Document excerpt:
>>>>>
- Official release poster
- Directed by: Numa Perrier
- Screenplay by: Leigh Davenport
- Based on: The Perfect Find by Tia Williams
- Produced by: Glendon Palmer; Gabrielle Union; Jeff Morrone; Tommy Oliver; Codie Elaine Oliver;
- Starring: Gabrielle Union; Keith Powers; Aisha Hinds; DB Woodside; Alani "La La" Anthony; Gina Torres;
- Cinematography: Eric Lin
- Edited by: Paul Millspaugh
- Music by: Amanda Jones
- Production companies: AGC Studios; Confluential Films; I'll Have Another; HR Entertainment;
- Distributed by: Netflix
- Release dates: June 14, 2023 (Tribeca); June 23, 2023;
- Running time: 99 minutes
- Country: United States
- Language: English

= The Perfect Find =

2023 film by Numa Perrier

The Perfect Find is a 2023 American romantic comedy film written by Leigh Davenport and directed by Numa Perrier. It is based on the book of the same name by Tia Williams. The film stars Gabrielle Union, Keith Powers, Aisha Hinds, D. B. Woodside, La La Anthony and Gina Torres.

The Perfect Find had its world premiere at the Tribeca Festival on June 14, 2023, and was released by Netflix on June 23, 2023.

== Plot ==
Forty-year-old Jenna Jones, recently dumped by her long-time boyfriend Brian, finds herself starting over after her mother kicks her out. Moving back to New York City, she transitions into a career in beauty journalism. To secure a job, Jenna asks her frenemy, Darcy, for help and lands a position as Creative Director at Darzine on a three-month trial basis.

One night, after a night out with friends, Jenna meets, bonds with, and kisses a man 15 years her junior. The next day at work, she is introduced to the same younger man, who turns out to be Darcy’s son Eric and the new videographer at the company.

Jenna and Eric begin collaborating on a rebranding campaign for the magazine’s subscription relaunch. They agree to keep their night together a secret. However, their first assignment—a visit to the elusive designer Greta Blumen—ends in failure, leading to a heated argument between the two. They don’t speak over the weekend but reconcile the following Monday.

Jenna invites Eric and his friends to a dinner she’s hosting with her friends, hoping to introduce them to 50-year-old Jimmy, a perpetual bachelor with a chip on his shoulder. Jimmy antagonizes Eric, but after the dinner, Jenna and Eric spend some private time together. The next day, Jenna shares her passion for classic films and proposes a tribute to couture called Perfect Find, a campaign that draws on nostalgia for old-school glamor. They collaborate with designers and influencers to make the project a success.

As they work together on the campaign, Jenna and Eric continue to grow closer. A celebration on the Brooklyn Bridge ends with them back at her apartment. Eric opens up about his father, Otis, who died when he was two, and shares his dream of making a film about him. Jenna tells him about her past with Brian, her college boyfriend turned high-profile partner, who she once thought would be her forever.

The success of their Perfect Find campaign leads to a major surge in subscriptions, surpassing 1 million. Brian is featured in Forbes, where he expresses regret about losing Jenna, and the New York Times contacts Darcy to feature her as a media mogul. However, when the article is published, the focus is more on Jenna and Eric’s work together.
<<<<<
Do this: Using the article on The Perfect Find, say yes or no to each statement and quote the words that settle it. 1. The film had its world premiere at the Tribeca Festival. 2. Jenna is hired as Creative Director at Darzine on a permanent basis. 3. Eric's father, Otis, died when Eric was two. The rows below are taken from a different source than the article.

Dataset rows:
>>>>>
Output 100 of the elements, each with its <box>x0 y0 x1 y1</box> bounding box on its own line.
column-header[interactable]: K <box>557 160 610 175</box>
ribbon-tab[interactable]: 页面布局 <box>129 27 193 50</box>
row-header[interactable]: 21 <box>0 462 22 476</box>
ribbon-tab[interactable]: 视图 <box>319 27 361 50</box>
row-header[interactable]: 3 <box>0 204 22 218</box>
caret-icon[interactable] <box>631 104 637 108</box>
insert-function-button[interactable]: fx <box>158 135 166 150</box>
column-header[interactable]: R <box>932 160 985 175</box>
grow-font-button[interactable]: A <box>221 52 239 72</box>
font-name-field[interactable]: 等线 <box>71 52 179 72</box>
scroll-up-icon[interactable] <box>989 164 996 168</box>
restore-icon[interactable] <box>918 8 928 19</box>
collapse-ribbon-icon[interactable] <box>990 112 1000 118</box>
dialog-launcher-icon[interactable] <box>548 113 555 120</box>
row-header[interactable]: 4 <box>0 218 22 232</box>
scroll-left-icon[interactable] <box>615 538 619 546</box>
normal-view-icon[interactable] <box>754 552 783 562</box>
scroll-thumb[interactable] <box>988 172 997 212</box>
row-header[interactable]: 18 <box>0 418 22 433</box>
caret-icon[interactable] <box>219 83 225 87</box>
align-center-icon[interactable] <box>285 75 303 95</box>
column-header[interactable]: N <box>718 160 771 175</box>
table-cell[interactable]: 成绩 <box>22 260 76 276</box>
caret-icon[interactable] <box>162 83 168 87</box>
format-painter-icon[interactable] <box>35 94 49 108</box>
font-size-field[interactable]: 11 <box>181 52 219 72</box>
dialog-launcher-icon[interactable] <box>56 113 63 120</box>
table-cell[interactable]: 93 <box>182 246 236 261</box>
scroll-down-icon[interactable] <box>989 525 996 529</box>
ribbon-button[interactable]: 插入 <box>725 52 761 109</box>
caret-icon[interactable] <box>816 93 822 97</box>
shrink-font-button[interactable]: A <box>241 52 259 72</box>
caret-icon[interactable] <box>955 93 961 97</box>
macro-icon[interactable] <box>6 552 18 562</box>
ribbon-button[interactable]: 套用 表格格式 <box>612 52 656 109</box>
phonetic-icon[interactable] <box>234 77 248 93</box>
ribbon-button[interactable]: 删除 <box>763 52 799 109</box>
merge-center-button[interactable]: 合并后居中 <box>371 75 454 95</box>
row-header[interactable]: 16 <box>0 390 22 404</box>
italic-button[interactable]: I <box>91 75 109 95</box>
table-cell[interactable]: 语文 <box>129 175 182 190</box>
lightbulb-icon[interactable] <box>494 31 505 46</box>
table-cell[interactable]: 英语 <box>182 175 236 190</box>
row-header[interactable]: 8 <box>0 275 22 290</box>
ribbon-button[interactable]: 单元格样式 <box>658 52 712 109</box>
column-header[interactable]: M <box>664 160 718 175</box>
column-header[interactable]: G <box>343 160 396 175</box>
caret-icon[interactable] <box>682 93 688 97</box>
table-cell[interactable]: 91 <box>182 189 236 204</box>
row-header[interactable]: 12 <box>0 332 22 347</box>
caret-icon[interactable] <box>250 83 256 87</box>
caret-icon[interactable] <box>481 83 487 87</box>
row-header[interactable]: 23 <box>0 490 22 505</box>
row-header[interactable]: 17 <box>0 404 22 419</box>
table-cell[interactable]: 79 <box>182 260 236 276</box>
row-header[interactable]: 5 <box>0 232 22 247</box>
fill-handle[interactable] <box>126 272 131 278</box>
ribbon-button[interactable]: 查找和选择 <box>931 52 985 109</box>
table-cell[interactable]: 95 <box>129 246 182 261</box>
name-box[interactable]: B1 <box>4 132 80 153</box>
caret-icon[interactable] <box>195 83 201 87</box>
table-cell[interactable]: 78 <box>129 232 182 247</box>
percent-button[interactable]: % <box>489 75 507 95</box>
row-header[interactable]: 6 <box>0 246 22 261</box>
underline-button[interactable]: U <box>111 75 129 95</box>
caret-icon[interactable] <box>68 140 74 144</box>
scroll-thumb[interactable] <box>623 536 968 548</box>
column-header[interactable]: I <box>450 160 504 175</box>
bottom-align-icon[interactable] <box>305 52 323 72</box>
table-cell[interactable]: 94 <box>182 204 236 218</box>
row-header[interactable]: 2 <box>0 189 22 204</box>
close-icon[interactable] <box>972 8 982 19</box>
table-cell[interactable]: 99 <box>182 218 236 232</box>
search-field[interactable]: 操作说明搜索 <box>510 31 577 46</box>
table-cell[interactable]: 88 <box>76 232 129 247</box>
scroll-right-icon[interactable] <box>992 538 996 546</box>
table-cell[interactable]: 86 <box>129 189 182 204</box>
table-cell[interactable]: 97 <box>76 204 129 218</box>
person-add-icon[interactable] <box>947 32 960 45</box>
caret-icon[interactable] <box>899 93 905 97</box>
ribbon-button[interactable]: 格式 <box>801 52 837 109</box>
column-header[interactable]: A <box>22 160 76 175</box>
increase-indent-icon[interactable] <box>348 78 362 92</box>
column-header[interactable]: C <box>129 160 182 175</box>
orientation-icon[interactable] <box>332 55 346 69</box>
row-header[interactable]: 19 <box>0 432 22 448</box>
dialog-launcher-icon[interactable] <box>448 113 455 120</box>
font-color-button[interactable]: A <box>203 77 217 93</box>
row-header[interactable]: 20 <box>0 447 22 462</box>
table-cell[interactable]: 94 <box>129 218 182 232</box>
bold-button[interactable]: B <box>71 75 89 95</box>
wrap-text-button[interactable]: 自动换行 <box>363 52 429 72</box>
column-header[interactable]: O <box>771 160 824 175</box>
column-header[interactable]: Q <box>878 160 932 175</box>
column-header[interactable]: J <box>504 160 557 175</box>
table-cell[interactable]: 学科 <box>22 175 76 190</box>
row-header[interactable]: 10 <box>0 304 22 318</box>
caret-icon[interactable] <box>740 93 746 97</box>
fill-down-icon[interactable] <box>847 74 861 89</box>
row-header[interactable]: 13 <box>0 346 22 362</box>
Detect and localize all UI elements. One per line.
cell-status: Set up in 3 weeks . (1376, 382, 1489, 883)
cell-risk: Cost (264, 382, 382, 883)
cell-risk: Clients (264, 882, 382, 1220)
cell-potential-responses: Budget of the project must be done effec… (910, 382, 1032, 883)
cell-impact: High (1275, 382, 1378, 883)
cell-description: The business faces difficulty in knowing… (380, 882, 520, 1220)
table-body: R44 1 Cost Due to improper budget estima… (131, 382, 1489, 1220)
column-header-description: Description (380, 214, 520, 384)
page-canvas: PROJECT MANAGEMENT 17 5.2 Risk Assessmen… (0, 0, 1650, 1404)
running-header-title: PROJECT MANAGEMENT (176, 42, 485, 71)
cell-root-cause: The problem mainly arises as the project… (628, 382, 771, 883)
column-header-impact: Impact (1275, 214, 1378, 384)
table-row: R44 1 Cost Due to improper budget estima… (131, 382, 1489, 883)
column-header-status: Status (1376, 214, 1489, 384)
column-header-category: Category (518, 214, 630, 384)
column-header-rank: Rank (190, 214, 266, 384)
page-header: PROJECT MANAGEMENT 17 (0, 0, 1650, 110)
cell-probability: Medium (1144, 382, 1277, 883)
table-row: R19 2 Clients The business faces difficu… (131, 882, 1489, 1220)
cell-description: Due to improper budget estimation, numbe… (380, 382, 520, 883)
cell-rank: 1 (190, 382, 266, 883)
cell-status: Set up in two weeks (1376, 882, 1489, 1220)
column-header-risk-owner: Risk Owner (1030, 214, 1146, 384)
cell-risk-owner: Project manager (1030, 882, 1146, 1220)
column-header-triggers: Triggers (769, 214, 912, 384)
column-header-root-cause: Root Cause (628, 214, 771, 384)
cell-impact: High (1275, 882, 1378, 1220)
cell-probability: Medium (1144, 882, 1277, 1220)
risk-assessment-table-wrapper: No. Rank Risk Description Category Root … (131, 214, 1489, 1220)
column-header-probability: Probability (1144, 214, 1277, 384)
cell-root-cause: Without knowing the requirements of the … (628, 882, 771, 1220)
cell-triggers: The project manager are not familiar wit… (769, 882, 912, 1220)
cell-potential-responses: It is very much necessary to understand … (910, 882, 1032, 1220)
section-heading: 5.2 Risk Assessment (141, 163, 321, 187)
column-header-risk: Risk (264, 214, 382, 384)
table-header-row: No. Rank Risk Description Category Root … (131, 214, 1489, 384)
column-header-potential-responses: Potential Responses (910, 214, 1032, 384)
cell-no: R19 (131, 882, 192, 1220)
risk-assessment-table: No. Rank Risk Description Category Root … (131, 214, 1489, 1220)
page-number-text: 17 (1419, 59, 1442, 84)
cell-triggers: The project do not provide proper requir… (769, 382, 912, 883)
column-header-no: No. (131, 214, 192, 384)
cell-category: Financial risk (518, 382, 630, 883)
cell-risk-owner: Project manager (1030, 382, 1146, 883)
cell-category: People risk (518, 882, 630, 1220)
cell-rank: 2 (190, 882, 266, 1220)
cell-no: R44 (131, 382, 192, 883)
<<<<<
Correct answer:
1. Yes: "had its world premiere at the Tribeca Festival on June 14, 2023"
2. No: "lands a position as Creative Director at Darzine on a three-month trial basis"
3. Yes: "his father, Otis, who died when he was two"